■ **What this task involves**: Exclude the pictures and retype the entries as written.

Figure record extracts
------------------------------------------------------------------------
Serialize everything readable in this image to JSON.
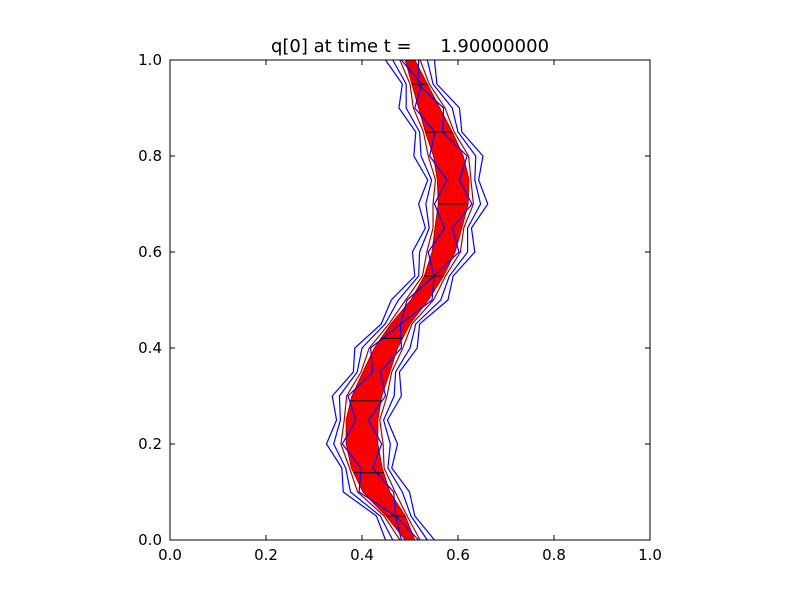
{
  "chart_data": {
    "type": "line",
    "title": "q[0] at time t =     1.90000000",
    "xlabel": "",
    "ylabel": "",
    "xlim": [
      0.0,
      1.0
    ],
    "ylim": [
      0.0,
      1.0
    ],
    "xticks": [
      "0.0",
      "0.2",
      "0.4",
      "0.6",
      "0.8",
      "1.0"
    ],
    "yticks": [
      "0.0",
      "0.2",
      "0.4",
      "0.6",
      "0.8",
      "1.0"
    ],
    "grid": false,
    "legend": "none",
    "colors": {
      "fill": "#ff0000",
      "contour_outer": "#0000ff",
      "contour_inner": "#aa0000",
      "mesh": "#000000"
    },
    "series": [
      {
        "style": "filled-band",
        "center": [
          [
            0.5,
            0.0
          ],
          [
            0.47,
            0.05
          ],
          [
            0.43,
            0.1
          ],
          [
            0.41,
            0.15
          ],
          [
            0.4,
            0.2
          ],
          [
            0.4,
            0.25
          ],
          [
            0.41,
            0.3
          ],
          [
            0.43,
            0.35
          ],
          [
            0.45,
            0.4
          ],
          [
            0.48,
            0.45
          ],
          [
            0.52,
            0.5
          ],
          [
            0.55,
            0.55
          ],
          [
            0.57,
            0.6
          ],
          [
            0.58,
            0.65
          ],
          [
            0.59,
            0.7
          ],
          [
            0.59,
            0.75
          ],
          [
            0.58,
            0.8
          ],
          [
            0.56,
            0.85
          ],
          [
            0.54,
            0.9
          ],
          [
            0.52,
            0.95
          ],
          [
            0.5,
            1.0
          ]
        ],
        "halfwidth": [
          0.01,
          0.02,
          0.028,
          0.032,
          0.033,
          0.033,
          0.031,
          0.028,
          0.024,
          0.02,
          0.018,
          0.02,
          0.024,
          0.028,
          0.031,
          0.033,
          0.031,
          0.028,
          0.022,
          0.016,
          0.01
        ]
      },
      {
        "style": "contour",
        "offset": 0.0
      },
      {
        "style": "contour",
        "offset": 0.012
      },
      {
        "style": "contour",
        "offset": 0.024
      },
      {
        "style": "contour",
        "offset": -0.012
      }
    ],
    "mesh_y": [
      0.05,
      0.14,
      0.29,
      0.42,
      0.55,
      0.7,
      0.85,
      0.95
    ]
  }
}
------------------------------------------------------------------------
■ **Output below**:
Serialize everything readable in this image to JSON.
{
  "chart_data": {
    "type": "line",
    "title": "q[0] at time t =     1.90000000",
    "xlabel": "",
    "ylabel": "",
    "xlim": [
      0.0,
      1.0
    ],
    "ylim": [
      0.0,
      1.0
    ],
    "xticks": [
      "0.0",
      "0.2",
      "0.4",
      "0.6",
      "0.8",
      "1.0"
    ],
    "yticks": [
      "0.0",
      "0.2",
      "0.4",
      "0.6",
      "0.8",
      "1.0"
    ],
    "grid": false,
    "legend": "none",
    "colors": {
      "fill": "#ff0000",
      "contour_outer": "#0000ff",
      "contour_inner": "#aa0000",
      "mesh": "#000000"
    },
    "series": [
      {
        "style": "filled-band",
        "center": [
          [
            0.5,
            0.0
          ],
          [
            0.47,
            0.05
          ],
          [
            0.43,
            0.1
          ],
          [
            0.41,
            0.15
          ],
          [
            0.4,
            0.2
          ],
          [
            0.4,
            0.25
          ],
          [
            0.41,
            0.3
          ],
          [
            0.43,
            0.35
          ],
          [
            0.45,
            0.4
          ],
          [
            0.48,
            0.45
          ],
          [
            0.52,
            0.5
          ],
          [
            0.55,
            0.55
          ],
          [
            0.57,
            0.6
          ],
          [
            0.58,
            0.65
          ],
          [
            0.59,
            0.7
          ],
          [
            0.59,
            0.75
          ],
          [
            0.58,
            0.8
          ],
          [
            0.56,
            0.85
          ],
          [
            0.54,
            0.9
          ],
          [
            0.52,
            0.95
          ],
          [
            0.5,
            1.0
          ]
        ],
        "halfwidth": [
          0.01,
          0.02,
          0.028,
          0.032,
          0.033,
          0.033,
          0.031,
          0.028,
          0.024,
          0.02,
          0.018,
          0.02,
          0.024,
          0.028,
          0.031,
          0.033,
          0.031,
          0.028,
          0.022,
          0.016,
          0.01
        ]
      },
      {
        "style": "contour",
        "offset": 0.0
      },
      {
        "style": "contour",
        "offset": 0.012
      },
      {
        "style": "contour",
        "offset": 0.024
      },
      {
        "style": "contour",
        "offset": -0.012
      }
    ],
    "mesh_y": [
      0.05,
      0.14,
      0.29,
      0.42,
      0.55,
      0.7,
      0.85,
      0.95
    ]
  }
}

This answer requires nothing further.